- _AIM_
Please reproduce every line of the listing below word for word.

- _TASK INPUT_
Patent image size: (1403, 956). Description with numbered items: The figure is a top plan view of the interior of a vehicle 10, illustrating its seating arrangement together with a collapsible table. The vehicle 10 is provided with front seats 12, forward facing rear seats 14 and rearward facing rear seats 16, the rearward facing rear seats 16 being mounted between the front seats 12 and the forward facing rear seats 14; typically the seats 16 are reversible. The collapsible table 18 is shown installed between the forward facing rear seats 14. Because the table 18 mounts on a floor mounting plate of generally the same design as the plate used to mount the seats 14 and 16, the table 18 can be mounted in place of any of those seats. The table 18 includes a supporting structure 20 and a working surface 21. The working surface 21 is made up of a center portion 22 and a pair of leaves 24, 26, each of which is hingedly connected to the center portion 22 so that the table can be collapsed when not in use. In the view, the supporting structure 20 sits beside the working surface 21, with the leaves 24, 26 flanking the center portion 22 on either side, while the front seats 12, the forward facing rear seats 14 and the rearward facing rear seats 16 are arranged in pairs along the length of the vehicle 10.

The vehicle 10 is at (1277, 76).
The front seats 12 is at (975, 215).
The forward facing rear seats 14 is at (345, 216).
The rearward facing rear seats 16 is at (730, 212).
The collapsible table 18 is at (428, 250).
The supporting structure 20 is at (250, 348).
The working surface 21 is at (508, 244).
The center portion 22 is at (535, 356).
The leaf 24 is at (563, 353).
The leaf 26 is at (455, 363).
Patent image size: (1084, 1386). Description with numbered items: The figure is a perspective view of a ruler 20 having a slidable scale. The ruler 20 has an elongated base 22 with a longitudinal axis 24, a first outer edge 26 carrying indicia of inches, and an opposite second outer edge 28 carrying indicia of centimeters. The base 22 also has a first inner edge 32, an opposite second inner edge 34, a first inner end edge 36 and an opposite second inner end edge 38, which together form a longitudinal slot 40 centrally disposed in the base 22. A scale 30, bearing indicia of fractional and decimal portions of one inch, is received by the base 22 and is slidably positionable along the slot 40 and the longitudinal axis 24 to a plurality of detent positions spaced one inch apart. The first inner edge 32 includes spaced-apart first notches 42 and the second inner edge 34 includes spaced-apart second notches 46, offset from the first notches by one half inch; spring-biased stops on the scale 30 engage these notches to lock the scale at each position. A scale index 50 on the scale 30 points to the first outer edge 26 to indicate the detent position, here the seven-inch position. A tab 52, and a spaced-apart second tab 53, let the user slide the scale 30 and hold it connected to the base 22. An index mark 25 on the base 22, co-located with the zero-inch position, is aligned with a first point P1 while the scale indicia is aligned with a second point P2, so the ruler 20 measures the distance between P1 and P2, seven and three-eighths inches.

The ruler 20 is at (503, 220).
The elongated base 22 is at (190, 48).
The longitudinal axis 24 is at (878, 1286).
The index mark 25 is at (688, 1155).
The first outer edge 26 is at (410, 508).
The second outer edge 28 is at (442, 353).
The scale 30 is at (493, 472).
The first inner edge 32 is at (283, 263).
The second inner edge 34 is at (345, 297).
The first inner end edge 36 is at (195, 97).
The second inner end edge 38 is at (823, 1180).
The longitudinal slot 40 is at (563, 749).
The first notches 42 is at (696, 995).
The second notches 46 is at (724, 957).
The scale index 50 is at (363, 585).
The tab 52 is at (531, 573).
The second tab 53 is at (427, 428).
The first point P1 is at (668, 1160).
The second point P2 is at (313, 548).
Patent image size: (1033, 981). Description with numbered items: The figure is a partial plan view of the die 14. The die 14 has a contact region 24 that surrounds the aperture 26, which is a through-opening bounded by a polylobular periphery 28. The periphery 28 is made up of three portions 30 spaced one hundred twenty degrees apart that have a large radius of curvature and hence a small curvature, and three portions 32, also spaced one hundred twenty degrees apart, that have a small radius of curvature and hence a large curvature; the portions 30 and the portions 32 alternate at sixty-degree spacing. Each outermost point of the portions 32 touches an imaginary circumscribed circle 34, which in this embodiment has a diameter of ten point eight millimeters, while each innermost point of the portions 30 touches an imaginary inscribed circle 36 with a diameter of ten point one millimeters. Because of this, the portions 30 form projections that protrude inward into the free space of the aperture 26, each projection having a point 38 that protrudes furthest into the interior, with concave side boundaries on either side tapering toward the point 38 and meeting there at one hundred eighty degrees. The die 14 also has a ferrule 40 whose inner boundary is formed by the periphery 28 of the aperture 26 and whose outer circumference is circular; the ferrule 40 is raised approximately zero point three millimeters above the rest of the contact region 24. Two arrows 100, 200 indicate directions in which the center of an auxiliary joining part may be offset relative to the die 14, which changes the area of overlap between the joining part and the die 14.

- _RESPONSE_
Patent image size: (1403, 956). Description with numbered items: The figure is a top plan view of the interior of a vehicle 10, illustrating its seating arrangement together with a collapsible table. The vehicle 10 is provided with front seats 12, forward facing rear seats 14 and rearward facing rear seats 16, the rearward facing rear seats 16 being mounted between the front seats 12 and the forward facing rear seats 14; typically the seats 16 are reversible. The collapsible table 18 is shown installed between the forward facing rear seats 14. Because the table 18 mounts on a floor mounting plate of generally the same design as the plate used to mount the seats 14 and 16, the table 18 can be mounted in place of any of those seats. The table 18 includes a supporting structure 20 and a working surface 21. The working surface 21 is made up of a center portion 22 and a pair of leaves 24, 26, each of which is hingedly connected to the center portion 22 so that the table can be collapsed when not in use. In the view, the supporting structure 20 sits beside the working surface 21, with the leaves 24, 26 flanking the center portion 22 on either side, while the front seats 12, the forward facing rear seats 14 and the rearward facing rear seats 16 are arranged in pairs along the length of the vehicle 10.

The vehicle 10 is at (1277, 76).
The front seats 12 is at (975, 215).
The forward facing rear seats 14 is at (345, 216).
The rearward facing rear seats 16 is at (730, 212).
The collapsible table 18 is at (428, 250).
The supporting structure 20 is at (250, 348).
The working surface 21 is at (508, 244).
The center portion 22 is at (535, 356).
The leaf 24 is at (563, 353).
The leaf 26 is at (455, 363).
Patent image size: (1084, 1386). Description with numbered items: The figure is a perspective view of a ruler 20 having a slidable scale. The ruler 20 has an elongated base 22 with a longitudinal axis 24, a first outer edge 26 carrying indicia of inches, and an opposite second outer edge 28 carrying indicia of centimeters. The base 22 also has a first inner edge 32, an opposite second inner edge 34, a first inner end edge 36 and an opposite second inner end edge 38, which together form a longitudinal slot 40 centrally disposed in the base 22. A scale 30, bearing indicia of fractional and decimal portions of one inch, is received by the base 22 and is slidably positionable along the slot 40 and the longitudinal axis 24 to a plurality of detent positions spaced one inch apart. The first inner edge 32 includes spaced-apart first notches 42 and the second inner edge 34 includes spaced-apart second notches 46, offset from the first notches by one half inch; spring-biased stops on the scale 30 engage these notches to lock the scale at each position. A scale index 50 on the scale 30 points to the first outer edge 26 to indicate the detent position, here the seven-inch position. A tab 52, and a spaced-apart second tab 53, let the user slide the scale 30 and hold it connected to the base 22. An index mark 25 on the base 22, co-located with the zero-inch position, is aligned with a first point P1 while the scale indicia is aligned with a second point P2, so the ruler 20 measures the distance between P1 and P2, seven and three-eighths inches.

The ruler 20 is at (503, 220).
The elongated base 22 is at (190, 48).
The longitudinal axis 24 is at (878, 1286).
The index mark 25 is at (688, 1155).
The first outer edge 26 is at (410, 508).
The second outer edge 28 is at (442, 353).
The scale 30 is at (493, 472).
The first inner edge 32 is at (283, 263).
The second inner edge 34 is at (345, 297).
The first inner end edge 36 is at (195, 97).
The second inner end edge 38 is at (823, 1180).
The longitudinal slot 40 is at (563, 749).
The first notches 42 is at (696, 995).
The second notches 46 is at (724, 957).
The scale index 50 is at (363, 585).
The tab 52 is at (531, 573).
The second tab 53 is at (427, 428).
The first point P1 is at (668, 1160).
The second point P2 is at (313, 548).
Patent image size: (1033, 981). Description with numbered items: The figure is a partial plan view of the die 14. The die 14 has a contact region 24 that surrounds the aperture 26, which is a through-opening bounded by a polylobular periphery 28. The periphery 28 is made up of three portions 30 spaced one hundred twenty degrees apart that have a large radius of curvature and hence a small curvature, and three portions 32, also spaced one hundred twenty degrees apart, that have a small radius of curvature and hence a large curvature; the portions 30 and the portions 32 alternate at sixty-degree spacing. Each outermost point of the portions 32 touches an imaginary circumscribed circle 34, which in this embodiment has a diameter of ten point eight millimeters, while each innermost point of the portions 30 touches an imaginary inscribed circle 36 with a diameter of ten point one millimeters. Because of this, the portions 30 form projections that protrude inward into the free space of the aperture 26, each projection having a point 38 that protrudes furthest into the interior, with concave side boundaries on either side tapering toward the point 38 and meeting there at one hundred eighty degrees. The die 14 also has a ferrule 40 whose inner boundary is formed by the periphery 28 of the aperture 26 and whose outer circumference is circular; the ferrule 40 is raised approximately zero point three millimeters above the rest of the contact region 24. Two arrows 100, 200 indicate directions in which the center of an auxiliary joining part may be offset relative to the die 14, which changes the area of overlap between the joining part and the die 14.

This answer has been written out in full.